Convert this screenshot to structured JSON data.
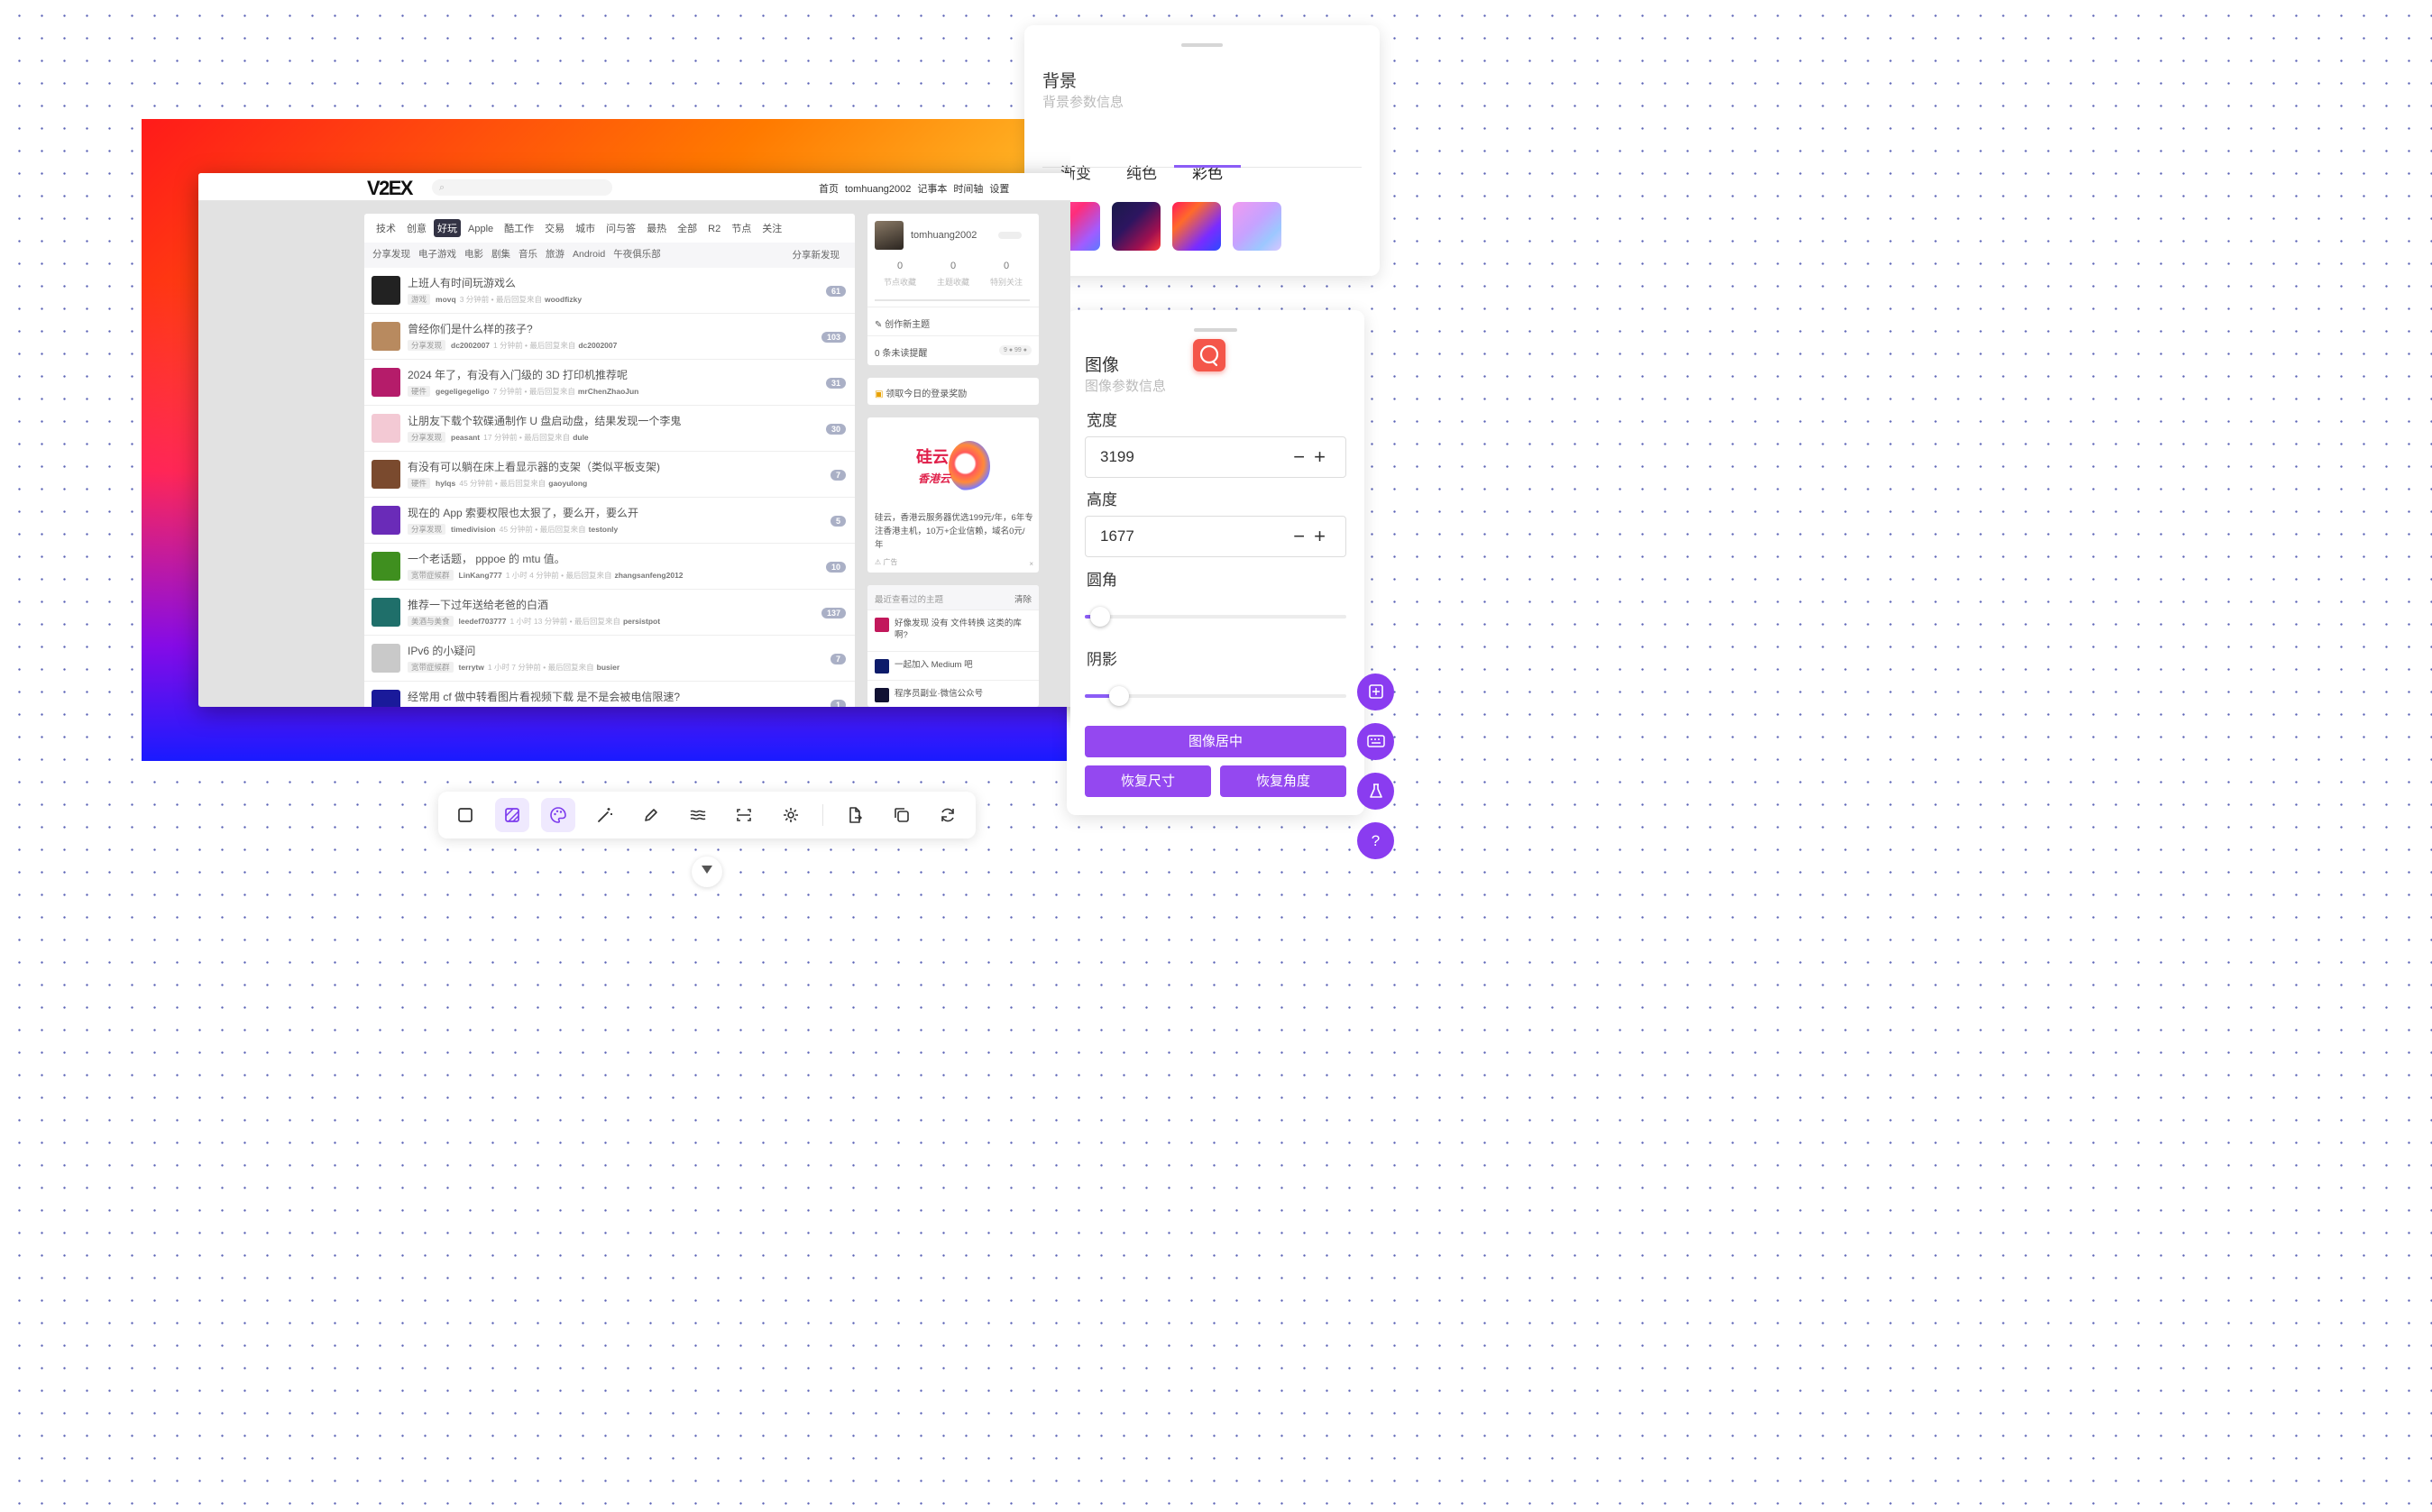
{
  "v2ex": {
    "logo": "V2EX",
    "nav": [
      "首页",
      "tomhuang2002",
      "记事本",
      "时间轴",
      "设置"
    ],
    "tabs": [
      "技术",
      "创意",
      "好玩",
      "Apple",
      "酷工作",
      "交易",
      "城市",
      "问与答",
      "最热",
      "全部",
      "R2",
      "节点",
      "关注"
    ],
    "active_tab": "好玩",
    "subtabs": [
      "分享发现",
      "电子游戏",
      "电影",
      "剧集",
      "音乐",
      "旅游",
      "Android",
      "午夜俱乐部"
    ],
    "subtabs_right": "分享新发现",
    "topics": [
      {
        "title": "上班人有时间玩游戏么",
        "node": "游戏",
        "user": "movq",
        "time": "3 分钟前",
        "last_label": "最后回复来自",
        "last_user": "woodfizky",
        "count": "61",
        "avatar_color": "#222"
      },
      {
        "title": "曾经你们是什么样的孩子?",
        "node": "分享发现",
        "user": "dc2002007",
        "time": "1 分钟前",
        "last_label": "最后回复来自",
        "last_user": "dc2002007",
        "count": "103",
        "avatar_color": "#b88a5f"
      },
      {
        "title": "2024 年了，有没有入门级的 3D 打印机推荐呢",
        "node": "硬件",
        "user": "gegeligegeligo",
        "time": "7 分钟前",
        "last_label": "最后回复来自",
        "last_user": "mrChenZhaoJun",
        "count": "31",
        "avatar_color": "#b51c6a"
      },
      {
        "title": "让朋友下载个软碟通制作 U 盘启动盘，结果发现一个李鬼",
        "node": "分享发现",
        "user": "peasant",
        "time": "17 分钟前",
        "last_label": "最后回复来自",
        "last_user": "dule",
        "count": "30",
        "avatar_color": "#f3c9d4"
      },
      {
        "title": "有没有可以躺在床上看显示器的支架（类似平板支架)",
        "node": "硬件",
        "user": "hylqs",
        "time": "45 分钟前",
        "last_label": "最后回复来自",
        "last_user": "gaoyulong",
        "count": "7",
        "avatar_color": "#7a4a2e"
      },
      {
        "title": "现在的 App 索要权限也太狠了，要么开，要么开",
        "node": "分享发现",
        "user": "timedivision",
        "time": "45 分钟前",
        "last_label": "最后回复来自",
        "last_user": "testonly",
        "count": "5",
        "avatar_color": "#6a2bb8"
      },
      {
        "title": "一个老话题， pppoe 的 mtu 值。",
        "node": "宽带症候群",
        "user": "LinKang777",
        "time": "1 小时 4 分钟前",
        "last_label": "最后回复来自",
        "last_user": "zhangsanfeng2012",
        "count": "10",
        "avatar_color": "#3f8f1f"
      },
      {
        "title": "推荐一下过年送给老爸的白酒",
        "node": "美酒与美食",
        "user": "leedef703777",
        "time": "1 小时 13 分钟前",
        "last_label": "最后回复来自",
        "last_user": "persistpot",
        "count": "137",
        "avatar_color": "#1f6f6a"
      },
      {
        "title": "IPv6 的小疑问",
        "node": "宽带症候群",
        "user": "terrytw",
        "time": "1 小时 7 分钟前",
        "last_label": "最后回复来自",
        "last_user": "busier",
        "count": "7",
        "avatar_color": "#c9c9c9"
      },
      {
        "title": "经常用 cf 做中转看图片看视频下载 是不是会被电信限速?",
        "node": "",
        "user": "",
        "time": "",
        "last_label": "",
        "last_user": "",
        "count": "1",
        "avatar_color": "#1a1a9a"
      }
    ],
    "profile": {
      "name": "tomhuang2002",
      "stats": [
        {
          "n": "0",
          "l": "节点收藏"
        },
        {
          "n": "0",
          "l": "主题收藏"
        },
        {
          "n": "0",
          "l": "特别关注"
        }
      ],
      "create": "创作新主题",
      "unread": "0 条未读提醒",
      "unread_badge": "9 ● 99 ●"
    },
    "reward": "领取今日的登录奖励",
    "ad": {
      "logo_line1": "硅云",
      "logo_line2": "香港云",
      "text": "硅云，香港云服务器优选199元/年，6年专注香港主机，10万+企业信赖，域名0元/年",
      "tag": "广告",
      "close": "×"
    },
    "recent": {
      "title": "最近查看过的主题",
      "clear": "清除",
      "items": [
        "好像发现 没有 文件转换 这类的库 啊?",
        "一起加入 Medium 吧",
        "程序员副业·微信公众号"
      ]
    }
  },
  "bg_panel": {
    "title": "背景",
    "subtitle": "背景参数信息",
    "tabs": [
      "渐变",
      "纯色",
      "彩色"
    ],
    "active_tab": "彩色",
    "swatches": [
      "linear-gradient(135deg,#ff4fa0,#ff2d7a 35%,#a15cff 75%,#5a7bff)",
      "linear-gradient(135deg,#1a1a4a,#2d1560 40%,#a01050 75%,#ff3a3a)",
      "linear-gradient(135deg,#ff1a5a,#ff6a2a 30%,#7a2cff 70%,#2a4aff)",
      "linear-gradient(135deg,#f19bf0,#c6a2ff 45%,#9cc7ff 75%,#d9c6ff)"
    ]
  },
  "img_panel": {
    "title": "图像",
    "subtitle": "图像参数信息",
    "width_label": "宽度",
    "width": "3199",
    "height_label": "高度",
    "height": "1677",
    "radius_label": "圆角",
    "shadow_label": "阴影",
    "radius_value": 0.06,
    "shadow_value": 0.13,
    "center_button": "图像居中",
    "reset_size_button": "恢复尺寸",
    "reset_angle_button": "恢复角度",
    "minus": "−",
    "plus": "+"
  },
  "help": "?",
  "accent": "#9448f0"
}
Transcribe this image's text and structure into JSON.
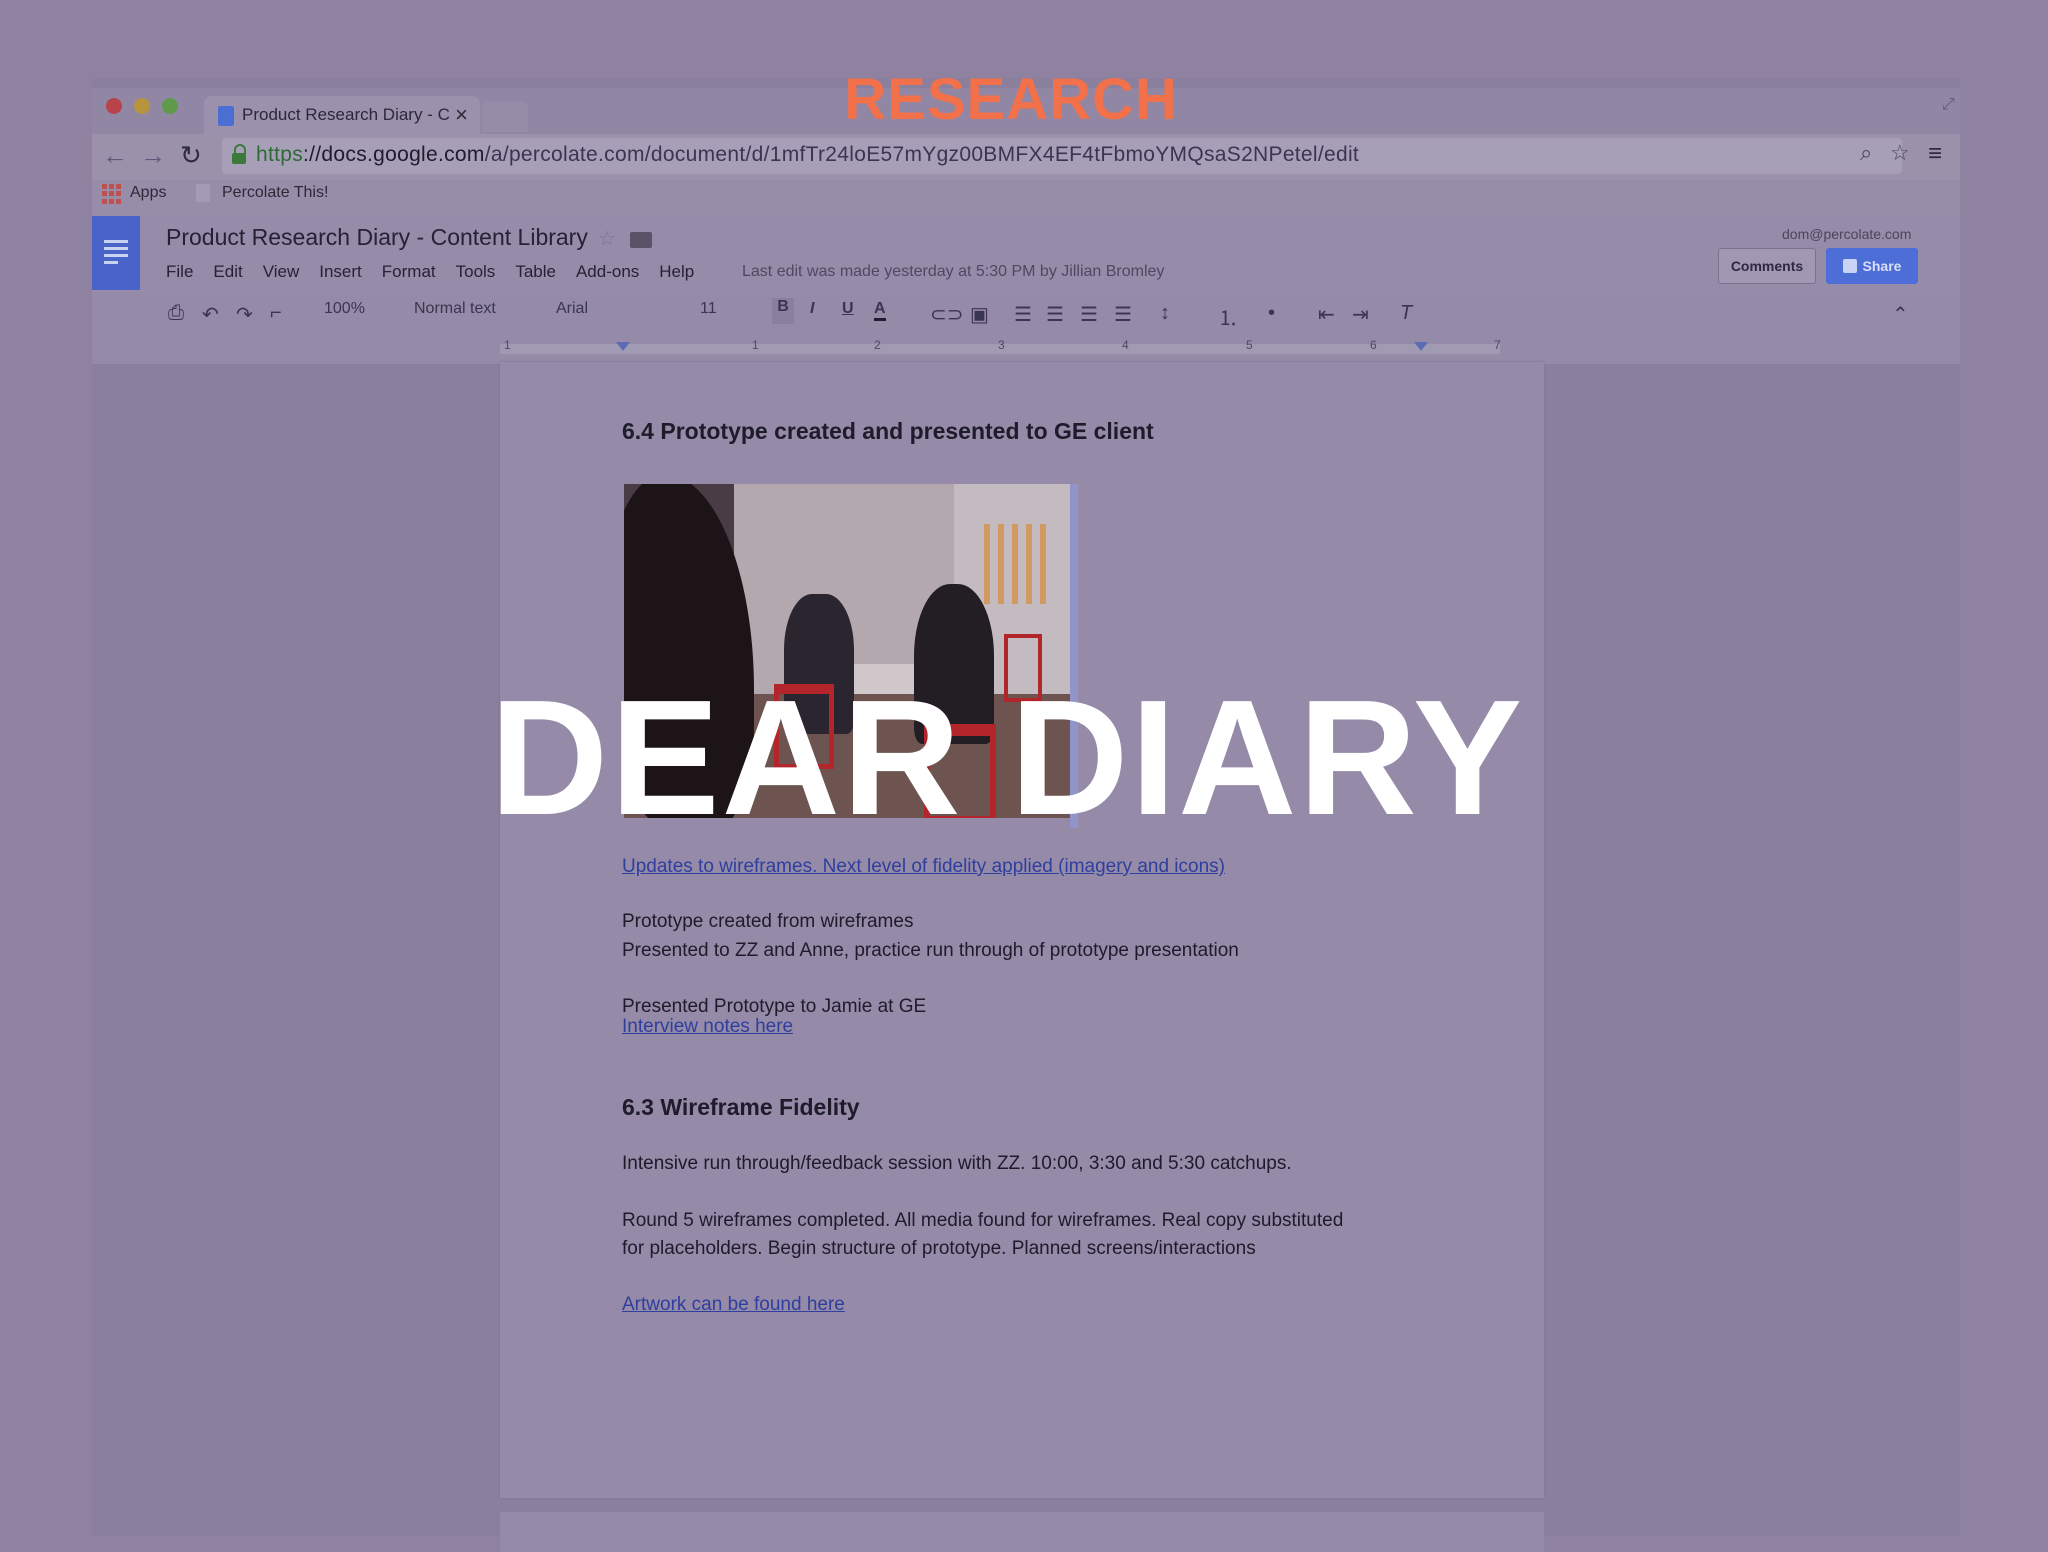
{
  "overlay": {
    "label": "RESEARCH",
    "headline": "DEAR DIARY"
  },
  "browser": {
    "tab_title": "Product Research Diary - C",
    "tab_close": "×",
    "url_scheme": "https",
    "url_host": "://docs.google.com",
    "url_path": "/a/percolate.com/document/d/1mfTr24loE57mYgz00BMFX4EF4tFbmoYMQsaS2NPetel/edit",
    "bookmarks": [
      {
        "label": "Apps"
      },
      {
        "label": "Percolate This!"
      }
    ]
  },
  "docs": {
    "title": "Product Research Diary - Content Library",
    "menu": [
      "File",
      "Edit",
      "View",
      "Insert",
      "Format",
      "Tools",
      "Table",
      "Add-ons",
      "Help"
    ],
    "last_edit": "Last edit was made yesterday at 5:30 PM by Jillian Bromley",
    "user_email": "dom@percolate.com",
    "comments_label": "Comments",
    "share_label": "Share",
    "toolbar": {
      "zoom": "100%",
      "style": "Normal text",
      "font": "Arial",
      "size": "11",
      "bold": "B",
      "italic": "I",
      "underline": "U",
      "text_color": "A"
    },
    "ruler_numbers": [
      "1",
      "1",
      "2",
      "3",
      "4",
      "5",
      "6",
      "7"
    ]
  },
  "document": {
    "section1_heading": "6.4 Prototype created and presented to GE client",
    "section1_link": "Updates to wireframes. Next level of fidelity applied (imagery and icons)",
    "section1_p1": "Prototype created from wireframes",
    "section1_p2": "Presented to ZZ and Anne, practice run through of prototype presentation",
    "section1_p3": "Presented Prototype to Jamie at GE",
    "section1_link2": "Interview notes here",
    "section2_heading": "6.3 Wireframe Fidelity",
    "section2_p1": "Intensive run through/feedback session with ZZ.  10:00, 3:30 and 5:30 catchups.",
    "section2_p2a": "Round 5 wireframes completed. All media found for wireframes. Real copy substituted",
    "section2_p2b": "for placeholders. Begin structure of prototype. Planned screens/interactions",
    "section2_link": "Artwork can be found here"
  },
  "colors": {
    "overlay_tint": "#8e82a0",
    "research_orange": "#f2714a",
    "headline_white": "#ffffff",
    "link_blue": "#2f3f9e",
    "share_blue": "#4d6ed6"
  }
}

Exercise requirements: Where a line in the material contains "JSON", copy that line.

Response to this exercise:
Convert this screenshot to structured JSON data.
Transcribe this image's text and structure into JSON.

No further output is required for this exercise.